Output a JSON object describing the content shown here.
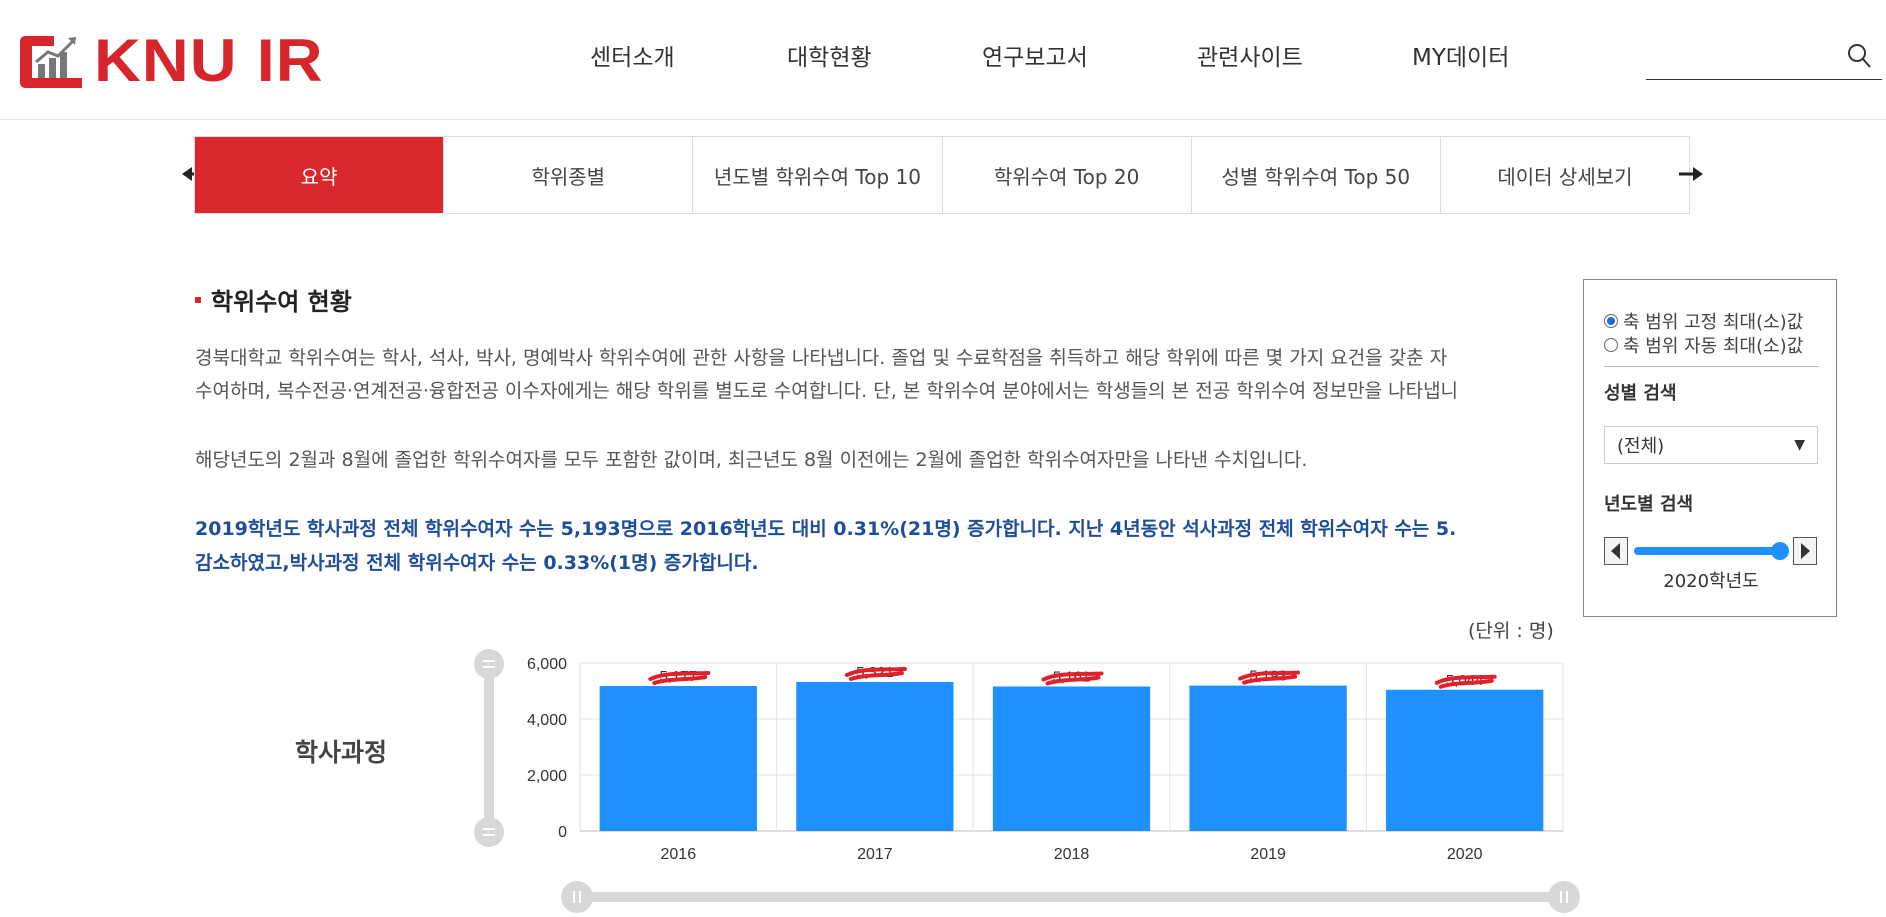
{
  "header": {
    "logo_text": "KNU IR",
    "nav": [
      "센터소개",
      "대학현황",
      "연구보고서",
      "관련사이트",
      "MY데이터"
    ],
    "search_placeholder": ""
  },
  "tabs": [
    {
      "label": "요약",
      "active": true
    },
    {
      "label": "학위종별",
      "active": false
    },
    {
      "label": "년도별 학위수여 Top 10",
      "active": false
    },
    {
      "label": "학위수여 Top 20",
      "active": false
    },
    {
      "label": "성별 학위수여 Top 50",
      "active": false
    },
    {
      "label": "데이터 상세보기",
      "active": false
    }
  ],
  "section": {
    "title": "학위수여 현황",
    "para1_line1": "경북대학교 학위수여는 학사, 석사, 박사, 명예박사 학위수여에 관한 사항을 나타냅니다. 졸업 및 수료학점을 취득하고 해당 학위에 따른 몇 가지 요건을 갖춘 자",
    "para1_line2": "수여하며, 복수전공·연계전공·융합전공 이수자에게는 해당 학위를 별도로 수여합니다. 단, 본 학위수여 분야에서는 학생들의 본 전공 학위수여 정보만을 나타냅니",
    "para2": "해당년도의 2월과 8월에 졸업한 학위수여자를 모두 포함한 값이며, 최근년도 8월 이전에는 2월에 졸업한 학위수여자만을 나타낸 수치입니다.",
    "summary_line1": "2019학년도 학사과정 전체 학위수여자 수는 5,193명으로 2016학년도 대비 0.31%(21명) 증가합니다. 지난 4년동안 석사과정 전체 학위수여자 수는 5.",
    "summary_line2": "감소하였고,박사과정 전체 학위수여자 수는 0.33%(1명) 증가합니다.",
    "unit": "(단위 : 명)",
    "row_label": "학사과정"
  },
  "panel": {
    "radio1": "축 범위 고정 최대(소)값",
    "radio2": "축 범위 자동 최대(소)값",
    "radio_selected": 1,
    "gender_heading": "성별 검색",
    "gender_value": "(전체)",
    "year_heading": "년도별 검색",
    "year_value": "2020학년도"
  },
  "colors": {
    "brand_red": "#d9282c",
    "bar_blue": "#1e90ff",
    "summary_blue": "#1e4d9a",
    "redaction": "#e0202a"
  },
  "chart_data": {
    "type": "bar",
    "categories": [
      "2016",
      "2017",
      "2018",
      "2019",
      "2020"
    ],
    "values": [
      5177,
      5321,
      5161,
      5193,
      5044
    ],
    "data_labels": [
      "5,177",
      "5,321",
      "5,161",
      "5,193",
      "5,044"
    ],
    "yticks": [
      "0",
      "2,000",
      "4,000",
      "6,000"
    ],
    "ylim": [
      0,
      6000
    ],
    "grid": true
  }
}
+++
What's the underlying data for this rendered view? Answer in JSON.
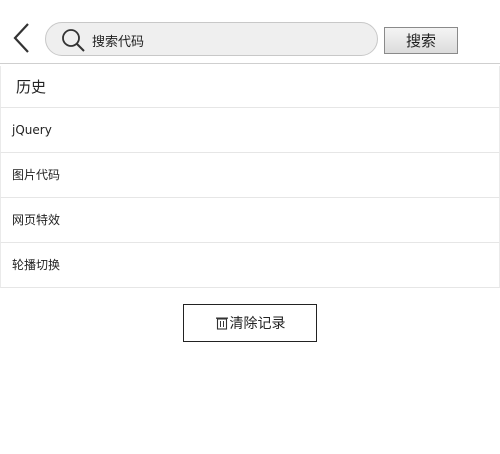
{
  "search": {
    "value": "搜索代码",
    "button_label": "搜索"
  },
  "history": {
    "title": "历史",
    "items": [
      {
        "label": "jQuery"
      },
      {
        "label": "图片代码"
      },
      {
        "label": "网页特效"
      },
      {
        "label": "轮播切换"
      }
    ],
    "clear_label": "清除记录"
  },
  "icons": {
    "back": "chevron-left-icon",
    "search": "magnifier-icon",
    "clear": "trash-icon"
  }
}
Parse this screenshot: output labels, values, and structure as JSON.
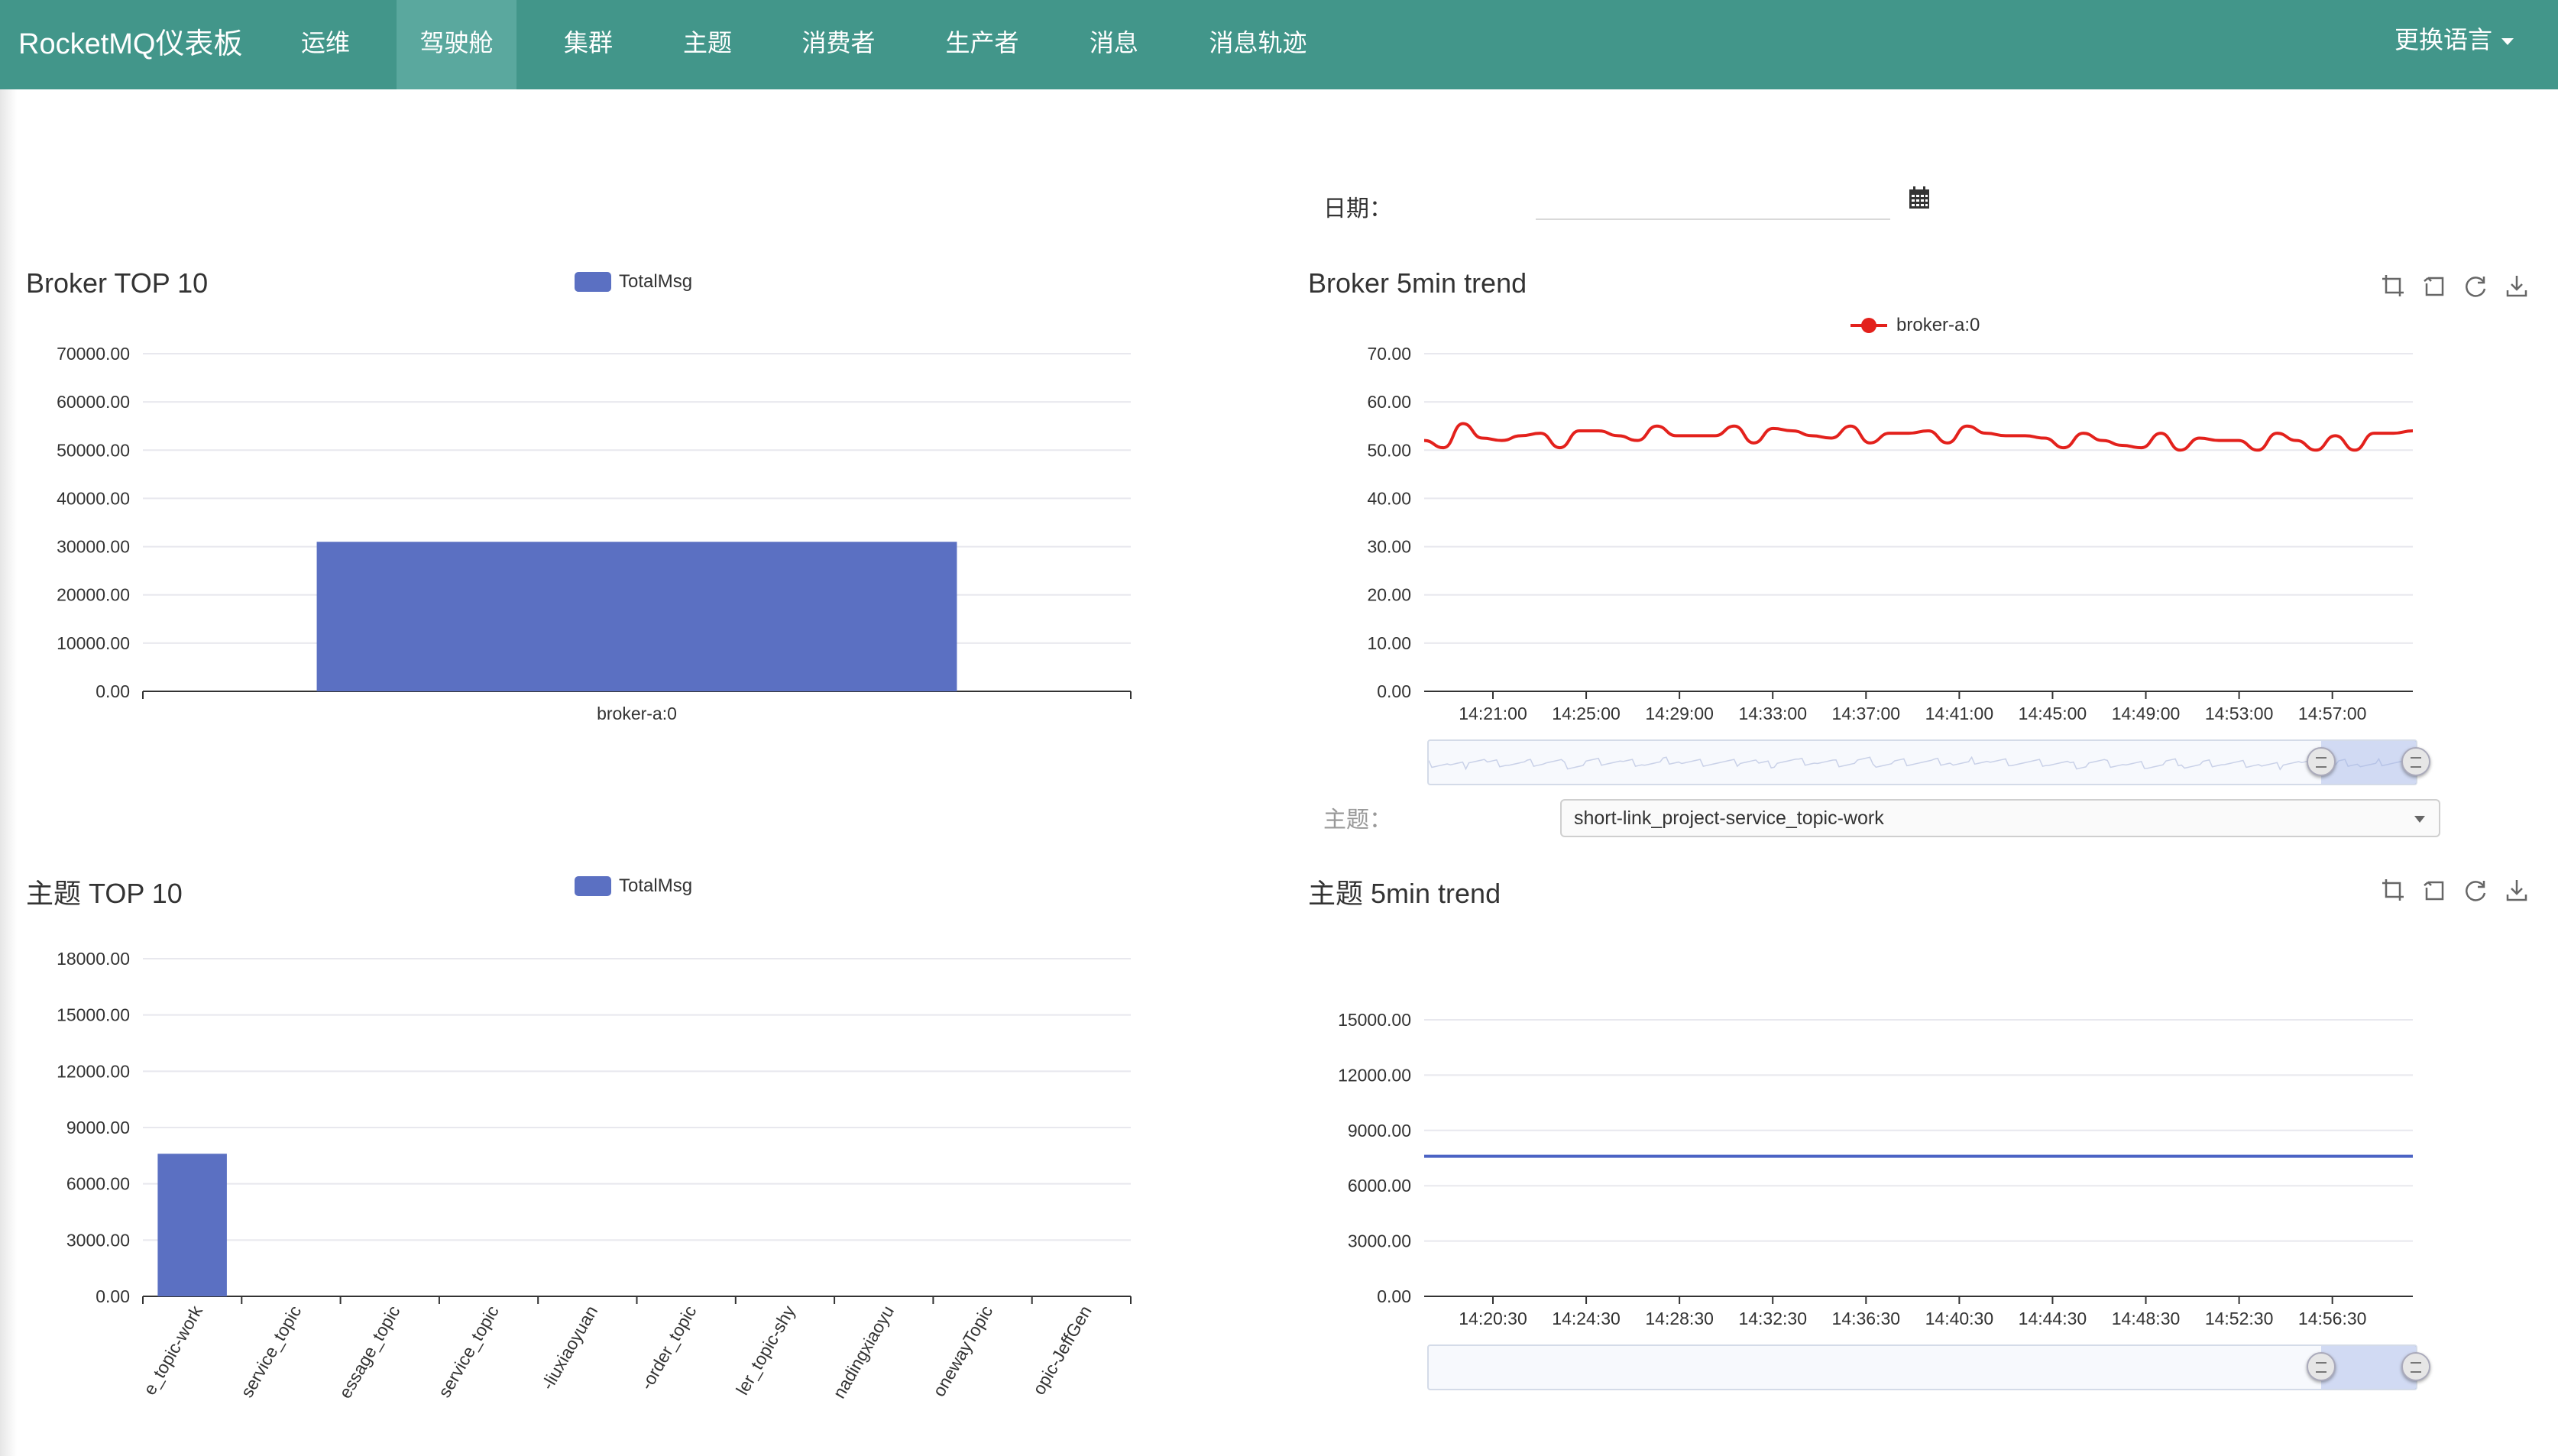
+++
WORK REQUIRED: Within the entries above, give again exactly the lines starting at the one that contains "What's the underlying" and ending at the one that contains "Parse this screenshot: output", leaving out the pictures.

ANSWER TO THE PROBLEM:
What's the underlying data for this rendered view? Answer in JSON.
{
  "search": {
    "value": "搜索代码",
    "button_label": "搜索"
  },
  "history": {
    "title": "历史",
    "items": [
      {
        "label": "jQuery"
      },
      {
        "label": "图片代码"
      },
      {
        "label": "网页特效"
      },
      {
        "label": "轮播切换"
      }
    ],
    "clear_label": "清除记录"
  },
  "icons": {
    "back": "chevron-left-icon",
    "search": "magnifier-icon",
    "clear": "trash-icon"
  }
}
Parse this screenshot: output labels, values, and structure as JSON.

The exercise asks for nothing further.